● TASK DIRECTIONS
Copy each line that has the string "name" somewhere in it.

● RECORDED DATA
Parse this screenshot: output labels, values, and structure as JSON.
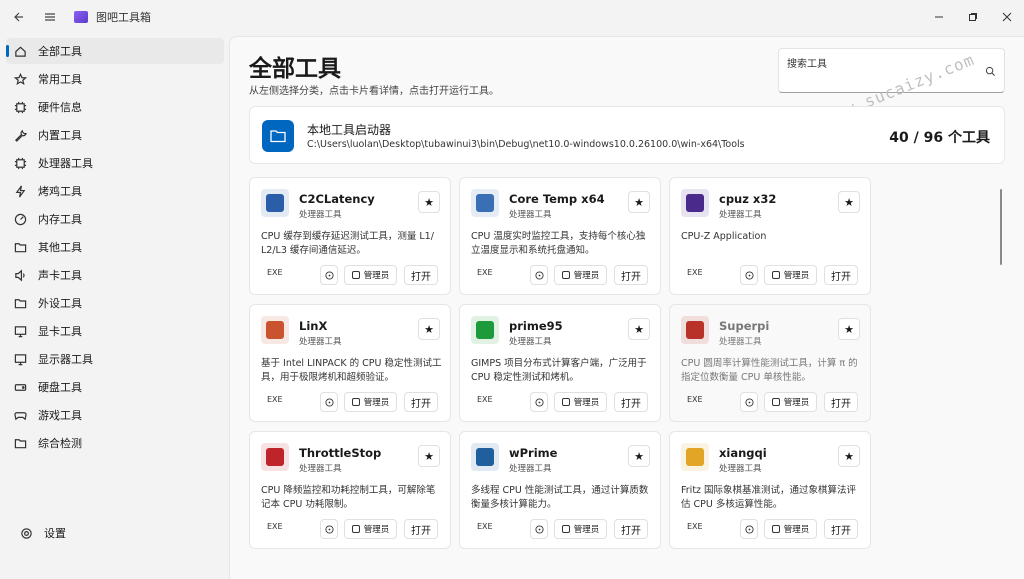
{
  "app": {
    "title": "图吧工具箱"
  },
  "sidebar": {
    "items": [
      {
        "label": "全部工具",
        "icon": "home-icon",
        "active": true
      },
      {
        "label": "常用工具",
        "icon": "star-icon"
      },
      {
        "label": "硬件信息",
        "icon": "chip-icon"
      },
      {
        "label": "内置工具",
        "icon": "wrench-icon"
      },
      {
        "label": "处理器工具",
        "icon": "chip-icon"
      },
      {
        "label": "烤鸡工具",
        "icon": "flash-icon"
      },
      {
        "label": "内存工具",
        "icon": "gauge-icon"
      },
      {
        "label": "其他工具",
        "icon": "folder-icon"
      },
      {
        "label": "声卡工具",
        "icon": "speaker-icon"
      },
      {
        "label": "外设工具",
        "icon": "folder-icon"
      },
      {
        "label": "显卡工具",
        "icon": "monitor-icon"
      },
      {
        "label": "显示器工具",
        "icon": "monitor-icon"
      },
      {
        "label": "硬盘工具",
        "icon": "drive-icon"
      },
      {
        "label": "游戏工具",
        "icon": "gamepad-icon"
      },
      {
        "label": "综合检测",
        "icon": "folder-icon"
      }
    ],
    "settings_label": "设置"
  },
  "main": {
    "title": "全部工具",
    "subtitle": "从左侧选择分类，点击卡片看详情，点击打开运行工具。",
    "search_placeholder": "搜索工具",
    "watermark": "www.sucaizy.com",
    "launcher": {
      "title": "本地工具启动器",
      "path": "C:\\Users\\luolan\\Desktop\\tubawinui3\\bin\\Debug\\net10.0-windows10.0.26100.0\\win-x64\\Tools",
      "count": "40 / 96 个工具"
    }
  },
  "cards": [
    {
      "name": "C2CLatency",
      "category": "处理器工具",
      "desc": "CPU 缓存到缓存延迟测试工具，测量 L1/ L2/L3 缓存间通信延迟。",
      "ext": "EXE",
      "admin_label": "管理员",
      "open_label": "打开",
      "icon_color": "#2a5ea8",
      "dim": false
    },
    {
      "name": "Core Temp x64",
      "category": "处理器工具",
      "desc": "CPU 温度实时监控工具，支持每个核心独立温度显示和系统托盘通知。",
      "ext": "EXE",
      "admin_label": "管理员",
      "open_label": "打开",
      "icon_color": "#3b6fb5",
      "dim": false
    },
    {
      "name": "cpuz x32",
      "category": "处理器工具",
      "desc": "CPU-Z Application",
      "ext": "EXE",
      "admin_label": "管理员",
      "open_label": "打开",
      "icon_color": "#4a2b8c",
      "dim": false
    },
    {
      "name": "LinX",
      "category": "处理器工具",
      "desc": "基于 Intel LINPACK 的 CPU 稳定性测试工具，用于极限烤机和超频验证。",
      "ext": "EXE",
      "admin_label": "管理员",
      "open_label": "打开",
      "icon_color": "#c9532f",
      "dim": false
    },
    {
      "name": "prime95",
      "category": "处理器工具",
      "desc": "GIMPS 项目分布式计算客户端，广泛用于 CPU 稳定性测试和烤机。",
      "ext": "EXE",
      "admin_label": "管理员",
      "open_label": "打开",
      "icon_color": "#1d9a3a",
      "dim": false
    },
    {
      "name": "Superpi",
      "category": "处理器工具",
      "desc": "CPU 圆周率计算性能测试工具，计算 π 的指定位数衡量 CPU 单核性能。",
      "ext": "EXE",
      "admin_label": "管理员",
      "open_label": "打开",
      "icon_color": "#b8322a",
      "dim": true
    },
    {
      "name": "ThrottleStop",
      "category": "处理器工具",
      "desc": "CPU 降频监控和功耗控制工具，可解除笔记本 CPU 功耗限制。",
      "ext": "EXE",
      "admin_label": "管理员",
      "open_label": "打开",
      "icon_color": "#c0242b",
      "dim": false
    },
    {
      "name": "wPrime",
      "category": "处理器工具",
      "desc": "多线程 CPU 性能测试工具，通过计算质数衡量多核计算能力。",
      "ext": "EXE",
      "admin_label": "管理员",
      "open_label": "打开",
      "icon_color": "#1f5f9e",
      "dim": false
    },
    {
      "name": "xiangqi",
      "category": "处理器工具",
      "desc": "Fritz 国际象棋基准测试，通过象棋算法评估 CPU 多核运算性能。",
      "ext": "EXE",
      "admin_label": "管理员",
      "open_label": "打开",
      "icon_color": "#e3a526",
      "dim": false
    }
  ],
  "colors": {
    "accent": "#0067c0",
    "background": "#f3f3f3",
    "card": "#ffffff"
  }
}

● RESULT
      "name": "C2CLatency",
      "name": "Core Temp x64",
      "name": "cpuz x32",
      "name": "LinX",
      "name": "prime95",
      "name": "Superpi",
      "name": "ThrottleStop",
      "name": "wPrime",
      "name": "xiangqi",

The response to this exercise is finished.